____ DOCUMENT
Statements of the Disclosure Include:

Statement 1: A method of drilling a subterranean wellbore, the method comprising: obtaining a current profile along a producer well; determining a producer well casing property profile and a formation resistivity parameter from the current profile using an inversion algorithm; obtaining survey data for the producer well and a first injector well drilled adjacent to the producer well; drilling a first section of a second injector well; obtaining survey data for the first section of the second injector well; generating a three-well forward simulation model using the survey data for the producer well, survey data for the first injector well, survey data for the first section of the second injector well, the producer well casing property profile, and the formation resistivity parameter; determining, using the three-well forward simulation model, a simulated magnetic field; measuring, at a magnetic sensor in the bottomhole assembly (BHA) of the second injector well, a first measured magnetic field; determining a calibration ratio based on the simulated magnetic field and the measured magnetic field; generating, using the three-well forward simulation model, a look-up table comprising magnetic field sensor positions and magnetic field information for a plurality of planned depth positions in a second section of the second injector well; and calibrating the look-up table using the calibration ratio.


Statement 2: A method according to Statement 1, further comprising: drilling a second section of the second injector well to a first planned depth position corresponding to one of the plurality of planned depth positions; measuring, at a magnetic sensor in the bottomhole assembly (BHA) of the second injector well, a second measured magnetic field; determining the true magnetic sensor position by looking up the second measured magnetic field in the look-up table; and determining the offset between the true magnetic sensor position and the first planned depth position.


Statement 3: A method according to Statement 2, further comprising: determining a ranging distance and direction to a second planned depth position using the offset between the true magnetic sensor position and the first planned depth position.
________
____ RECORDED INFORMATION
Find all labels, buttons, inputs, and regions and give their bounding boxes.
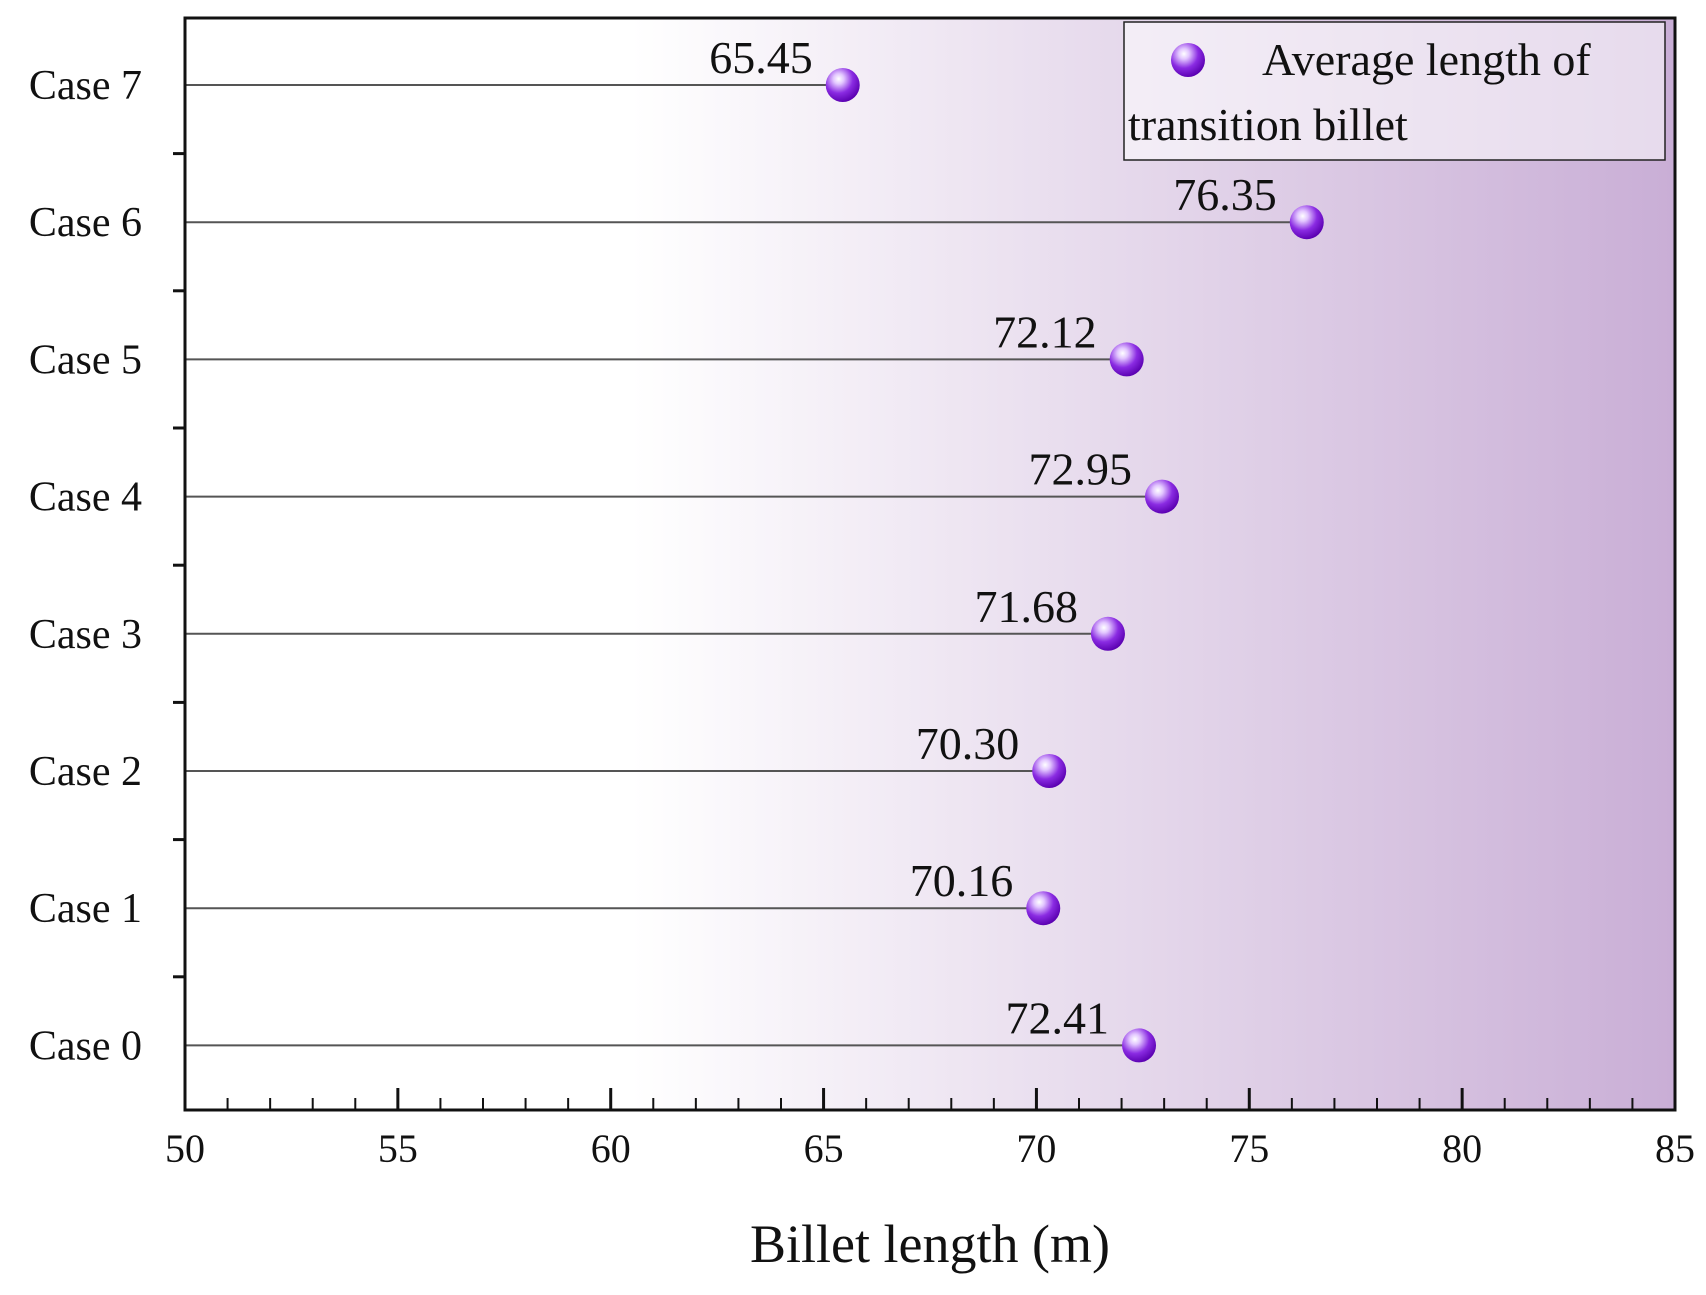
________
▸ SET TASK 1:
List every input named in the wellbore drilling statements for generating the three-well forward simulation model.
▸ SET TASK 2:
Carry on the wellbore drilling statements from the point where they stop.

▸ OUTPUT 1:
- Survey data for the producer well
- Survey data for the first injector well
- Survey data for the first section of the second injector well
- The producer well casing property profile
- The formation resistivity parameter

▸ OUTPUT 2:
Statement 4: A method according to Statement 3, further comprising: adjusting one or more drilling parameters in order to obtain the ranging distance and direction.


Statement 5: A method according to Statement 4, further comprising updating the survey data of the second injector well with the true magnetic sensor position.


Statement 6: A method according to Statement 5, wherein adjusting one or more drilling parameters comprises adjusting the inclination and azimuth of the drill bit.


Statement 7: A method according to any one of the preceding Statements 1-6, wherein the current profile is obtained from magnetic ranging with surface excitation data collected during the drilling of the first injector well.


Statement 8: A method according to any one of the preceding Statements 1-7, wherein the casing property profile comprises at least one selected from the group consisting of producer well casing conductivity, producer well casing permeability, and producer well casing diameter.


Statement 9: A method according to any one of the preceding Statement 1-8, wherein the survey data comprises MWD data obtained during drilling of a wellbore.


Statement 10: A method according to any one of the preceding Statement 1-9, wherein the drilling a first section of a second injector well comprises drilling without ranging.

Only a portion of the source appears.